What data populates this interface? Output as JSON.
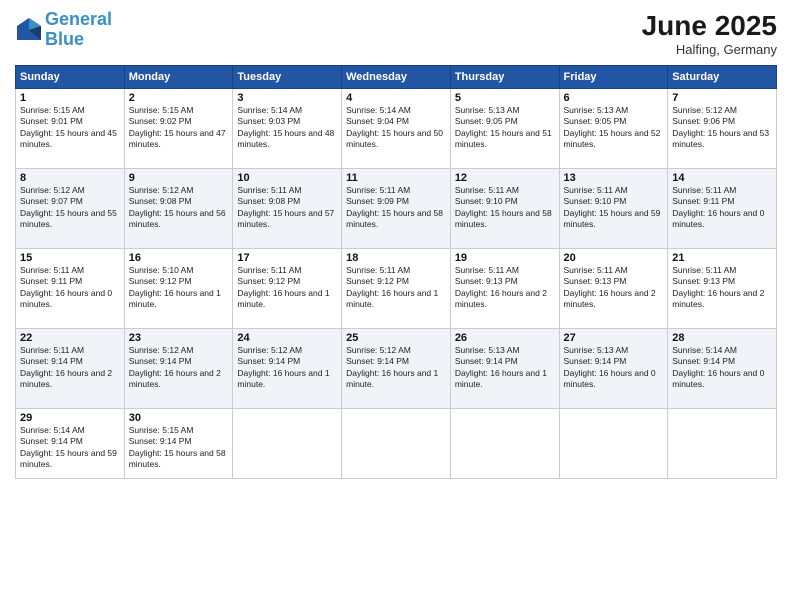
{
  "header": {
    "logo_line1": "General",
    "logo_line2": "Blue",
    "month": "June 2025",
    "location": "Halfing, Germany"
  },
  "weekdays": [
    "Sunday",
    "Monday",
    "Tuesday",
    "Wednesday",
    "Thursday",
    "Friday",
    "Saturday"
  ],
  "weeks": [
    [
      {
        "day": "1",
        "sunrise": "5:15 AM",
        "sunset": "9:01 PM",
        "daylight": "15 hours and 45 minutes."
      },
      {
        "day": "2",
        "sunrise": "5:15 AM",
        "sunset": "9:02 PM",
        "daylight": "15 hours and 47 minutes."
      },
      {
        "day": "3",
        "sunrise": "5:14 AM",
        "sunset": "9:03 PM",
        "daylight": "15 hours and 48 minutes."
      },
      {
        "day": "4",
        "sunrise": "5:14 AM",
        "sunset": "9:04 PM",
        "daylight": "15 hours and 50 minutes."
      },
      {
        "day": "5",
        "sunrise": "5:13 AM",
        "sunset": "9:05 PM",
        "daylight": "15 hours and 51 minutes."
      },
      {
        "day": "6",
        "sunrise": "5:13 AM",
        "sunset": "9:05 PM",
        "daylight": "15 hours and 52 minutes."
      },
      {
        "day": "7",
        "sunrise": "5:12 AM",
        "sunset": "9:06 PM",
        "daylight": "15 hours and 53 minutes."
      }
    ],
    [
      {
        "day": "8",
        "sunrise": "5:12 AM",
        "sunset": "9:07 PM",
        "daylight": "15 hours and 55 minutes."
      },
      {
        "day": "9",
        "sunrise": "5:12 AM",
        "sunset": "9:08 PM",
        "daylight": "15 hours and 56 minutes."
      },
      {
        "day": "10",
        "sunrise": "5:11 AM",
        "sunset": "9:08 PM",
        "daylight": "15 hours and 57 minutes."
      },
      {
        "day": "11",
        "sunrise": "5:11 AM",
        "sunset": "9:09 PM",
        "daylight": "15 hours and 58 minutes."
      },
      {
        "day": "12",
        "sunrise": "5:11 AM",
        "sunset": "9:10 PM",
        "daylight": "15 hours and 58 minutes."
      },
      {
        "day": "13",
        "sunrise": "5:11 AM",
        "sunset": "9:10 PM",
        "daylight": "15 hours and 59 minutes."
      },
      {
        "day": "14",
        "sunrise": "5:11 AM",
        "sunset": "9:11 PM",
        "daylight": "16 hours and 0 minutes."
      }
    ],
    [
      {
        "day": "15",
        "sunrise": "5:11 AM",
        "sunset": "9:11 PM",
        "daylight": "16 hours and 0 minutes."
      },
      {
        "day": "16",
        "sunrise": "5:10 AM",
        "sunset": "9:12 PM",
        "daylight": "16 hours and 1 minute."
      },
      {
        "day": "17",
        "sunrise": "5:11 AM",
        "sunset": "9:12 PM",
        "daylight": "16 hours and 1 minute."
      },
      {
        "day": "18",
        "sunrise": "5:11 AM",
        "sunset": "9:12 PM",
        "daylight": "16 hours and 1 minute."
      },
      {
        "day": "19",
        "sunrise": "5:11 AM",
        "sunset": "9:13 PM",
        "daylight": "16 hours and 2 minutes."
      },
      {
        "day": "20",
        "sunrise": "5:11 AM",
        "sunset": "9:13 PM",
        "daylight": "16 hours and 2 minutes."
      },
      {
        "day": "21",
        "sunrise": "5:11 AM",
        "sunset": "9:13 PM",
        "daylight": "16 hours and 2 minutes."
      }
    ],
    [
      {
        "day": "22",
        "sunrise": "5:11 AM",
        "sunset": "9:14 PM",
        "daylight": "16 hours and 2 minutes."
      },
      {
        "day": "23",
        "sunrise": "5:12 AM",
        "sunset": "9:14 PM",
        "daylight": "16 hours and 2 minutes."
      },
      {
        "day": "24",
        "sunrise": "5:12 AM",
        "sunset": "9:14 PM",
        "daylight": "16 hours and 1 minute."
      },
      {
        "day": "25",
        "sunrise": "5:12 AM",
        "sunset": "9:14 PM",
        "daylight": "16 hours and 1 minute."
      },
      {
        "day": "26",
        "sunrise": "5:13 AM",
        "sunset": "9:14 PM",
        "daylight": "16 hours and 1 minute."
      },
      {
        "day": "27",
        "sunrise": "5:13 AM",
        "sunset": "9:14 PM",
        "daylight": "16 hours and 0 minutes."
      },
      {
        "day": "28",
        "sunrise": "5:14 AM",
        "sunset": "9:14 PM",
        "daylight": "16 hours and 0 minutes."
      }
    ],
    [
      {
        "day": "29",
        "sunrise": "5:14 AM",
        "sunset": "9:14 PM",
        "daylight": "15 hours and 59 minutes."
      },
      {
        "day": "30",
        "sunrise": "5:15 AM",
        "sunset": "9:14 PM",
        "daylight": "15 hours and 58 minutes."
      },
      null,
      null,
      null,
      null,
      null
    ]
  ]
}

+-------+

● **What is expected**
Leave out the pictures and copy every record above exactly.

● **Result**
What data populates this interface? Output as JSON.
{
  "header": {
    "logo_line1": "General",
    "logo_line2": "Blue",
    "month": "June 2025",
    "location": "Halfing, Germany"
  },
  "weekdays": [
    "Sunday",
    "Monday",
    "Tuesday",
    "Wednesday",
    "Thursday",
    "Friday",
    "Saturday"
  ],
  "weeks": [
    [
      {
        "day": "1",
        "sunrise": "5:15 AM",
        "sunset": "9:01 PM",
        "daylight": "15 hours and 45 minutes."
      },
      {
        "day": "2",
        "sunrise": "5:15 AM",
        "sunset": "9:02 PM",
        "daylight": "15 hours and 47 minutes."
      },
      {
        "day": "3",
        "sunrise": "5:14 AM",
        "sunset": "9:03 PM",
        "daylight": "15 hours and 48 minutes."
      },
      {
        "day": "4",
        "sunrise": "5:14 AM",
        "sunset": "9:04 PM",
        "daylight": "15 hours and 50 minutes."
      },
      {
        "day": "5",
        "sunrise": "5:13 AM",
        "sunset": "9:05 PM",
        "daylight": "15 hours and 51 minutes."
      },
      {
        "day": "6",
        "sunrise": "5:13 AM",
        "sunset": "9:05 PM",
        "daylight": "15 hours and 52 minutes."
      },
      {
        "day": "7",
        "sunrise": "5:12 AM",
        "sunset": "9:06 PM",
        "daylight": "15 hours and 53 minutes."
      }
    ],
    [
      {
        "day": "8",
        "sunrise": "5:12 AM",
        "sunset": "9:07 PM",
        "daylight": "15 hours and 55 minutes."
      },
      {
        "day": "9",
        "sunrise": "5:12 AM",
        "sunset": "9:08 PM",
        "daylight": "15 hours and 56 minutes."
      },
      {
        "day": "10",
        "sunrise": "5:11 AM",
        "sunset": "9:08 PM",
        "daylight": "15 hours and 57 minutes."
      },
      {
        "day": "11",
        "sunrise": "5:11 AM",
        "sunset": "9:09 PM",
        "daylight": "15 hours and 58 minutes."
      },
      {
        "day": "12",
        "sunrise": "5:11 AM",
        "sunset": "9:10 PM",
        "daylight": "15 hours and 58 minutes."
      },
      {
        "day": "13",
        "sunrise": "5:11 AM",
        "sunset": "9:10 PM",
        "daylight": "15 hours and 59 minutes."
      },
      {
        "day": "14",
        "sunrise": "5:11 AM",
        "sunset": "9:11 PM",
        "daylight": "16 hours and 0 minutes."
      }
    ],
    [
      {
        "day": "15",
        "sunrise": "5:11 AM",
        "sunset": "9:11 PM",
        "daylight": "16 hours and 0 minutes."
      },
      {
        "day": "16",
        "sunrise": "5:10 AM",
        "sunset": "9:12 PM",
        "daylight": "16 hours and 1 minute."
      },
      {
        "day": "17",
        "sunrise": "5:11 AM",
        "sunset": "9:12 PM",
        "daylight": "16 hours and 1 minute."
      },
      {
        "day": "18",
        "sunrise": "5:11 AM",
        "sunset": "9:12 PM",
        "daylight": "16 hours and 1 minute."
      },
      {
        "day": "19",
        "sunrise": "5:11 AM",
        "sunset": "9:13 PM",
        "daylight": "16 hours and 2 minutes."
      },
      {
        "day": "20",
        "sunrise": "5:11 AM",
        "sunset": "9:13 PM",
        "daylight": "16 hours and 2 minutes."
      },
      {
        "day": "21",
        "sunrise": "5:11 AM",
        "sunset": "9:13 PM",
        "daylight": "16 hours and 2 minutes."
      }
    ],
    [
      {
        "day": "22",
        "sunrise": "5:11 AM",
        "sunset": "9:14 PM",
        "daylight": "16 hours and 2 minutes."
      },
      {
        "day": "23",
        "sunrise": "5:12 AM",
        "sunset": "9:14 PM",
        "daylight": "16 hours and 2 minutes."
      },
      {
        "day": "24",
        "sunrise": "5:12 AM",
        "sunset": "9:14 PM",
        "daylight": "16 hours and 1 minute."
      },
      {
        "day": "25",
        "sunrise": "5:12 AM",
        "sunset": "9:14 PM",
        "daylight": "16 hours and 1 minute."
      },
      {
        "day": "26",
        "sunrise": "5:13 AM",
        "sunset": "9:14 PM",
        "daylight": "16 hours and 1 minute."
      },
      {
        "day": "27",
        "sunrise": "5:13 AM",
        "sunset": "9:14 PM",
        "daylight": "16 hours and 0 minutes."
      },
      {
        "day": "28",
        "sunrise": "5:14 AM",
        "sunset": "9:14 PM",
        "daylight": "16 hours and 0 minutes."
      }
    ],
    [
      {
        "day": "29",
        "sunrise": "5:14 AM",
        "sunset": "9:14 PM",
        "daylight": "15 hours and 59 minutes."
      },
      {
        "day": "30",
        "sunrise": "5:15 AM",
        "sunset": "9:14 PM",
        "daylight": "15 hours and 58 minutes."
      },
      null,
      null,
      null,
      null,
      null
    ]
  ]
}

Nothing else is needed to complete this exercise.